Scan the lines below for the word "amount". Copy each line you find it in.

++++

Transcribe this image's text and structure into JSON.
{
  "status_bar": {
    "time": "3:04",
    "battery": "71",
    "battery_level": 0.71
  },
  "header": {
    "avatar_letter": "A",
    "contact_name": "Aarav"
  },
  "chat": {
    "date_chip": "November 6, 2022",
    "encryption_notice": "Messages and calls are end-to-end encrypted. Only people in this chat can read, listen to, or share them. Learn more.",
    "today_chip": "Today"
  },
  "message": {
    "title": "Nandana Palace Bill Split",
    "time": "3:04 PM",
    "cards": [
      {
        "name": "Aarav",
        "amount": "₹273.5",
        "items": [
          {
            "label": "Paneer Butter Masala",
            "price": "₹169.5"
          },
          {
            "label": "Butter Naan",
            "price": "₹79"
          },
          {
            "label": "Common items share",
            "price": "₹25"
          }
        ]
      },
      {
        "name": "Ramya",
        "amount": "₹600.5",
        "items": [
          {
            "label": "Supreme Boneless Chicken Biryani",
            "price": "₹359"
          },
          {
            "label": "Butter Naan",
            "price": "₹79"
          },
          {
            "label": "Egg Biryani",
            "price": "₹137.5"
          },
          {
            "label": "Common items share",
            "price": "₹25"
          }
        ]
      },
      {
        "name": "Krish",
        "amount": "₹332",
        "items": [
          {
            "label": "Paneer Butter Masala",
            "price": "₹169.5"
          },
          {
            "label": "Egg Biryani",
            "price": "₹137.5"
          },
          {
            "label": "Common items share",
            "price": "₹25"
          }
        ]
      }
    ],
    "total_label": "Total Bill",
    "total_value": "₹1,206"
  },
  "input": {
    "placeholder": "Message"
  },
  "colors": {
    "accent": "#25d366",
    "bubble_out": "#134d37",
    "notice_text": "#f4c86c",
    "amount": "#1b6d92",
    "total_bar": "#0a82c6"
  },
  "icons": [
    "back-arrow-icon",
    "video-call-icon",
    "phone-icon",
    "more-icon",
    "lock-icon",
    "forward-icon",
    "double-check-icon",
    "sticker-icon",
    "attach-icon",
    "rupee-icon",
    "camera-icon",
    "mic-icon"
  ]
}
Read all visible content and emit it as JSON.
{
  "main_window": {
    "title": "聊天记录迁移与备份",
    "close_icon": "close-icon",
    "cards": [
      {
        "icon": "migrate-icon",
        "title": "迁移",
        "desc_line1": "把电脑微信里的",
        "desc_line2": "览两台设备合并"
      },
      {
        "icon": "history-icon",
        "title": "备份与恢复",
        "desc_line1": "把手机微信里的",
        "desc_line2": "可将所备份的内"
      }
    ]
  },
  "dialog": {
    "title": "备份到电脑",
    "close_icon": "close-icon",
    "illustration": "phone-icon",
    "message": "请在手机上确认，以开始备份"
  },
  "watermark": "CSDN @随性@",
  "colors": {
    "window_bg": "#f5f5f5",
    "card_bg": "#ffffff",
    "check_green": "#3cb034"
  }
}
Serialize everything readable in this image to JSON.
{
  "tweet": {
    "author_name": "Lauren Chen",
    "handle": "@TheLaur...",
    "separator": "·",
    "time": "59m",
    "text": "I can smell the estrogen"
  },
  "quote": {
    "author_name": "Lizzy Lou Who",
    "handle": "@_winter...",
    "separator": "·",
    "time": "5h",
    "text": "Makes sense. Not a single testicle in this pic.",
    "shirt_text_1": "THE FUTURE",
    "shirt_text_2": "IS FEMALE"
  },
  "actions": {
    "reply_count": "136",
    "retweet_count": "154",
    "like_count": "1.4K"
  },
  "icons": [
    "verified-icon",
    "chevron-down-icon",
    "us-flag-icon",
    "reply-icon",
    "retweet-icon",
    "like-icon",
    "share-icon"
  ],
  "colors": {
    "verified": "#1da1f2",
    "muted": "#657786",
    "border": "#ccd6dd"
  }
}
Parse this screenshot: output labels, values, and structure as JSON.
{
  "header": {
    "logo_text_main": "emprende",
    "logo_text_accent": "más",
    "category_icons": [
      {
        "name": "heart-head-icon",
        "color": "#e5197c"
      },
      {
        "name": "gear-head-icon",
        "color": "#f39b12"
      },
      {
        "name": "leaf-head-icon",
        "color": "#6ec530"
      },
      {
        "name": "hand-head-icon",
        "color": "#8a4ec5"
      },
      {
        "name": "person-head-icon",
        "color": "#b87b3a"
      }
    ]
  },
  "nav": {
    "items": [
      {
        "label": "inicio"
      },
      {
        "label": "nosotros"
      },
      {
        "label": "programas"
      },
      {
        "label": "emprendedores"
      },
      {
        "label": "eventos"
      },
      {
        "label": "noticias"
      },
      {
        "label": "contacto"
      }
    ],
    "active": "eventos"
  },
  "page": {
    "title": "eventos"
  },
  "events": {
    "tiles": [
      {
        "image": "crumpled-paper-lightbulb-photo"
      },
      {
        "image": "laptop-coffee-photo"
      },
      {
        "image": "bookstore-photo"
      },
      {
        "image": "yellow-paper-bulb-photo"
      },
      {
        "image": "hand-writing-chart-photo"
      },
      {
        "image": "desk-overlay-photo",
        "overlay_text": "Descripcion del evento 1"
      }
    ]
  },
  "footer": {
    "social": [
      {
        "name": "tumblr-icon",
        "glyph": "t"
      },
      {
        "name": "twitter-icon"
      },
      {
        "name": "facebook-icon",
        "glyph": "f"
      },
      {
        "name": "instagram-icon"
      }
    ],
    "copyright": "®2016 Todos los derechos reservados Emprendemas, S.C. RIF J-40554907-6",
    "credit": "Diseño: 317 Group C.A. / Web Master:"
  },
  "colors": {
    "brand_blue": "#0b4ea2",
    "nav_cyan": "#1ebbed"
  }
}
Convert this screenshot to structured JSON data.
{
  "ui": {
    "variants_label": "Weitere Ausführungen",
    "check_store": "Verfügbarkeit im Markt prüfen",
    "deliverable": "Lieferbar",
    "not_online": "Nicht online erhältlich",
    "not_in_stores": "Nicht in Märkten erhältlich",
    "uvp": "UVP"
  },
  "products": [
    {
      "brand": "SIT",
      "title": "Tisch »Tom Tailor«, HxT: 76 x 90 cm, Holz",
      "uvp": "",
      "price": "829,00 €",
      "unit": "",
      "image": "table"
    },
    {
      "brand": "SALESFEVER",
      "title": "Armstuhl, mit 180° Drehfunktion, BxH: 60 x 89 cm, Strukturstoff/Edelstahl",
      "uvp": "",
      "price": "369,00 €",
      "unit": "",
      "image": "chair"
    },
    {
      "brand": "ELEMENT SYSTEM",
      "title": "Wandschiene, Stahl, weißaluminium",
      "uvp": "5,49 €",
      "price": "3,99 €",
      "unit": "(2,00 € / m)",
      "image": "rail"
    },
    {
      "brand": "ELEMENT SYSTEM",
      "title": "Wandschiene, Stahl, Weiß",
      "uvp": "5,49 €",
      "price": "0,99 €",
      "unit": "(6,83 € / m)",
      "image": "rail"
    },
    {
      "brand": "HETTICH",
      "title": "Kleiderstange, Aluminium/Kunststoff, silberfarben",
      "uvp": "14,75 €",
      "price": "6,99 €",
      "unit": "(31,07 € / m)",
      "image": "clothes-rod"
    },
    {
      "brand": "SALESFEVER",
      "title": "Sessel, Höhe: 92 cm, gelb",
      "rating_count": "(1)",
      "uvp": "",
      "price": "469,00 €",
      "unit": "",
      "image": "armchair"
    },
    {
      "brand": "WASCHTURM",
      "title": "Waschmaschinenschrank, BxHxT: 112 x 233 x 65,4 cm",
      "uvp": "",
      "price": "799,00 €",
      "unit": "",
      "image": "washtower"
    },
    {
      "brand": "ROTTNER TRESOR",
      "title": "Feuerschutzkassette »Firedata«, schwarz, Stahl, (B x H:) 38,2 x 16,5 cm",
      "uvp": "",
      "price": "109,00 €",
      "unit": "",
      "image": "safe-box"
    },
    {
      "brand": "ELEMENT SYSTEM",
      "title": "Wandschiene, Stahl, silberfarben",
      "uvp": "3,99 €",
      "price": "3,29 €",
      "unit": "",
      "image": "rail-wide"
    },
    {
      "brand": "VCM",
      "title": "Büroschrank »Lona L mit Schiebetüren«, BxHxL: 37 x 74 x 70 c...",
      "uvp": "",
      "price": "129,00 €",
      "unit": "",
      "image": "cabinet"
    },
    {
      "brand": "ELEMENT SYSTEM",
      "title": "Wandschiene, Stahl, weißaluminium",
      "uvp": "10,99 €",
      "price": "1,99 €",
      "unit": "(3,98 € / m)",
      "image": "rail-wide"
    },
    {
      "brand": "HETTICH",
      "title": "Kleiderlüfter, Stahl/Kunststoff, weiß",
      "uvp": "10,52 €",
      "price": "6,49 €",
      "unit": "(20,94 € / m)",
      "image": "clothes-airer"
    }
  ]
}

++++

▸ **Result**:
        "amount": "₹273.5",
        "amount": "₹600.5",
        "amount": "₹332",
    "amount": "#1b6d92",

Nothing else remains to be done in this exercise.